#### [Task prompt]
Return each line that holds the word "name".

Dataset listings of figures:
BEGIN
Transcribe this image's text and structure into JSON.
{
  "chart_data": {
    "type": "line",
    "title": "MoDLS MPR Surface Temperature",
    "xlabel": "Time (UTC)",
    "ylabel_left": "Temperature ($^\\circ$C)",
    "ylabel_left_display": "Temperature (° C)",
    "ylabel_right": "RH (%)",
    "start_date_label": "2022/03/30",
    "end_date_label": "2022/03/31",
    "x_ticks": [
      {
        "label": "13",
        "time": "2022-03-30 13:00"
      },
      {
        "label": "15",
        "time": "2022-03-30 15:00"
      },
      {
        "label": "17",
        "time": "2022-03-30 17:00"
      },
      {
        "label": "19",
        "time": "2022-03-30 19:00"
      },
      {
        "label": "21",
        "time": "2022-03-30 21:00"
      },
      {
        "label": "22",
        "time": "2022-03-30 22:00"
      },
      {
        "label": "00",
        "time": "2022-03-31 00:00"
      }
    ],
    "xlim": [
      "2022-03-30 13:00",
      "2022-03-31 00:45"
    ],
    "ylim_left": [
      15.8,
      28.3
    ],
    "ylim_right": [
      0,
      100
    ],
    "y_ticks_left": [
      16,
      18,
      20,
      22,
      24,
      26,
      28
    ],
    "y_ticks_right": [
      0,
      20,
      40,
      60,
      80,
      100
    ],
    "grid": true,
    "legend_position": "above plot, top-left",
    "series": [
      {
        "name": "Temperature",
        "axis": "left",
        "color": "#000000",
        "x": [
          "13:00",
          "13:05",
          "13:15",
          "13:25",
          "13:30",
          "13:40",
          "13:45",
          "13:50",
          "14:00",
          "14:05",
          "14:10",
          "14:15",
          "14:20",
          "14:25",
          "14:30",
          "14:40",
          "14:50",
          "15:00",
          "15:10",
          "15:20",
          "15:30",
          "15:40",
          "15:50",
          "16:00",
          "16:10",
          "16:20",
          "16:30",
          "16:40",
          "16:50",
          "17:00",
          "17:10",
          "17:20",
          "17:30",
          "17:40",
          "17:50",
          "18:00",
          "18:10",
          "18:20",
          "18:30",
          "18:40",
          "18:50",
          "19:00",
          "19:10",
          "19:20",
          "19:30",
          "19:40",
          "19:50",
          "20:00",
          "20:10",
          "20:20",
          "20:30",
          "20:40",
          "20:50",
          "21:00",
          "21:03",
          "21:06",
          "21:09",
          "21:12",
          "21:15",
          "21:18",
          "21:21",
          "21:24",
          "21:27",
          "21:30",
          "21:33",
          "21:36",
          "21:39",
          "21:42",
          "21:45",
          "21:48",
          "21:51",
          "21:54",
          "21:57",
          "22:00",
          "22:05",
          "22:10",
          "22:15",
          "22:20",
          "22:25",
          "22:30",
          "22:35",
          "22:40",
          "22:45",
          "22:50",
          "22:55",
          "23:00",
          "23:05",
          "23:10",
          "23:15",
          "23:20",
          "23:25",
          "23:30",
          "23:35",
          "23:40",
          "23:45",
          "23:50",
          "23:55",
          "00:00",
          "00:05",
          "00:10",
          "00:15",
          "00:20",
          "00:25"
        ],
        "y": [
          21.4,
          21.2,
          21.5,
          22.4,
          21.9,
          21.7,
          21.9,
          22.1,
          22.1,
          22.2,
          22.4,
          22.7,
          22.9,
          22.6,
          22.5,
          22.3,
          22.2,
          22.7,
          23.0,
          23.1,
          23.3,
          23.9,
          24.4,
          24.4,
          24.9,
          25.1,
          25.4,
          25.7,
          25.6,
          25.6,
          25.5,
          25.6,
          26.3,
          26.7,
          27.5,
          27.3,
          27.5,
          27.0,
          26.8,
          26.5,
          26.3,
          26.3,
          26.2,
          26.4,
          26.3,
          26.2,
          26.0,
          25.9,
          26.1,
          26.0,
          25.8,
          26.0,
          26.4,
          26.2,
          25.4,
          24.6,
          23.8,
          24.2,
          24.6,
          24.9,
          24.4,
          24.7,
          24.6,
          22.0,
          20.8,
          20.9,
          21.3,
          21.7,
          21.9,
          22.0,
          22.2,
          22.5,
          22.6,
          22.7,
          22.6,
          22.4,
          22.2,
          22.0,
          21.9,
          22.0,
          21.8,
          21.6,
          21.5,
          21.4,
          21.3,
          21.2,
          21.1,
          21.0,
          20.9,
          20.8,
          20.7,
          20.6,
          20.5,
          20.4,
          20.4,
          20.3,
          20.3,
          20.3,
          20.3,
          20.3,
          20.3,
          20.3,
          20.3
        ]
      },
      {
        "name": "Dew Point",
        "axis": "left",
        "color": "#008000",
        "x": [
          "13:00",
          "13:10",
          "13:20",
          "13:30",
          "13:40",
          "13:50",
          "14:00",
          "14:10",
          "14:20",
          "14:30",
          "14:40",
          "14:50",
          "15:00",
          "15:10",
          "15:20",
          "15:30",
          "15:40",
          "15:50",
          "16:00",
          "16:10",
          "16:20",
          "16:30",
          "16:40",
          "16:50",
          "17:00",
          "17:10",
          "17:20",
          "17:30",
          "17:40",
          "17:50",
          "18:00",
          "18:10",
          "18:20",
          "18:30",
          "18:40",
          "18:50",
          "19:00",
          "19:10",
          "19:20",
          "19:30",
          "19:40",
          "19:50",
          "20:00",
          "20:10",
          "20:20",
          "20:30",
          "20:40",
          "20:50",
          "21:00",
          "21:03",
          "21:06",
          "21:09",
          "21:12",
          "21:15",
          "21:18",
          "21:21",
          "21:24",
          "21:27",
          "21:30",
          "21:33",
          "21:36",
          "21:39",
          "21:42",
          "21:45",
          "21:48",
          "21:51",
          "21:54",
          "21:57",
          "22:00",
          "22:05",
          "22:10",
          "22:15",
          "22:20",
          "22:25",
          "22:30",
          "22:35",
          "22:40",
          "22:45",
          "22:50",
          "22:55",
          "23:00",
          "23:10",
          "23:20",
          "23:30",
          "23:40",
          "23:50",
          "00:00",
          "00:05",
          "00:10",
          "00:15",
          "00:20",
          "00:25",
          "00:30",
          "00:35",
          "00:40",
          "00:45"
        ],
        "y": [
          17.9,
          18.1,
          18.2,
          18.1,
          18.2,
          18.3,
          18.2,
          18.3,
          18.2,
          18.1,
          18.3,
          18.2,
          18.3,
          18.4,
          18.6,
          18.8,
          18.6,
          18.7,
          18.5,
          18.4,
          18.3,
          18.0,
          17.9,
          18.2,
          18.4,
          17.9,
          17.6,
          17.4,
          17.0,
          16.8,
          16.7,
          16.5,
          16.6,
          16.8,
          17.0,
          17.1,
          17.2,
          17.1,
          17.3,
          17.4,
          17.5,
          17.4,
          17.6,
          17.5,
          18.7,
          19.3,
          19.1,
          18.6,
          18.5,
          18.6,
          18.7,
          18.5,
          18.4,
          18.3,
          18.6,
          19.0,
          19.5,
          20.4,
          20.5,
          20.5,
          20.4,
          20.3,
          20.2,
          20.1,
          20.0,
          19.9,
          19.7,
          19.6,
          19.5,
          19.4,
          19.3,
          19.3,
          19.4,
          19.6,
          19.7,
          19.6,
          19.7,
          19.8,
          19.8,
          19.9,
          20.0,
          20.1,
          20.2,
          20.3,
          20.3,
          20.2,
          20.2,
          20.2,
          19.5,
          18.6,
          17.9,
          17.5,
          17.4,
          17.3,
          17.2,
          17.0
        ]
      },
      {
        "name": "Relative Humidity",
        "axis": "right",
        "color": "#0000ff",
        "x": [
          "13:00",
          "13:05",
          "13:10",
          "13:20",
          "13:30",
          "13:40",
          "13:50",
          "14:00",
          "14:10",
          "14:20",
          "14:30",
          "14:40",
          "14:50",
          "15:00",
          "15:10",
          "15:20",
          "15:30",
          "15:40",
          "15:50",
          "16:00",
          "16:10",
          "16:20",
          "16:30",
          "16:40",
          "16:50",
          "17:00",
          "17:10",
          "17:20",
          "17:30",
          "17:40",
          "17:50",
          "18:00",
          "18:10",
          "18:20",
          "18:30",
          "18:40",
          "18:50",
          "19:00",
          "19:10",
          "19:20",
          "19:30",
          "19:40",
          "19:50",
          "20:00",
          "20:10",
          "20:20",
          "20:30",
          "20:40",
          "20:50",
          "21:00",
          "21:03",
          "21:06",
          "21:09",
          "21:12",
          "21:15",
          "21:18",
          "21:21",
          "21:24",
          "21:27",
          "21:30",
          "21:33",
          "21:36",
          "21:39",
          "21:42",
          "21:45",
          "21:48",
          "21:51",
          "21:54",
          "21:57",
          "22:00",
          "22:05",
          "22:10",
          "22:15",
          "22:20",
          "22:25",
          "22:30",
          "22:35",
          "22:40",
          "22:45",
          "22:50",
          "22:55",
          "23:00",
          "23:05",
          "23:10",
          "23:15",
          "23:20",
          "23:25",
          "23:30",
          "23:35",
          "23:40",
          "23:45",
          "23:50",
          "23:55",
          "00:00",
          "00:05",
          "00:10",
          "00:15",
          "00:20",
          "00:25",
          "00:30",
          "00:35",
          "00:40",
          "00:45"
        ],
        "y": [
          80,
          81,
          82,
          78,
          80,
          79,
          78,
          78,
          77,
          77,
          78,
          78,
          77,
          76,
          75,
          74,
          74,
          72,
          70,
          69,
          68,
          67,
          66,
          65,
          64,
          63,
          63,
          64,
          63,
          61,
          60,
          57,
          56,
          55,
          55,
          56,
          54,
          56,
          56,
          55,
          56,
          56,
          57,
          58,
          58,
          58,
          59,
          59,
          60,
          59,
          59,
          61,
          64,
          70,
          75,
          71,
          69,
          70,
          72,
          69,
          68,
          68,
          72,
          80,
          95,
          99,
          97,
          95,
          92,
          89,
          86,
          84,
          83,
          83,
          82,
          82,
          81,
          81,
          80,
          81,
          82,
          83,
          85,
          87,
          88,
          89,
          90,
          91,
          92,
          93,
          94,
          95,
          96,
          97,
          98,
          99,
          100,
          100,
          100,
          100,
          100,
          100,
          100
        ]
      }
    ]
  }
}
END
#### [Correct answer]
        "name": "Temperature",
        "name": "Dew Point",
        "name": "Relative Humidity",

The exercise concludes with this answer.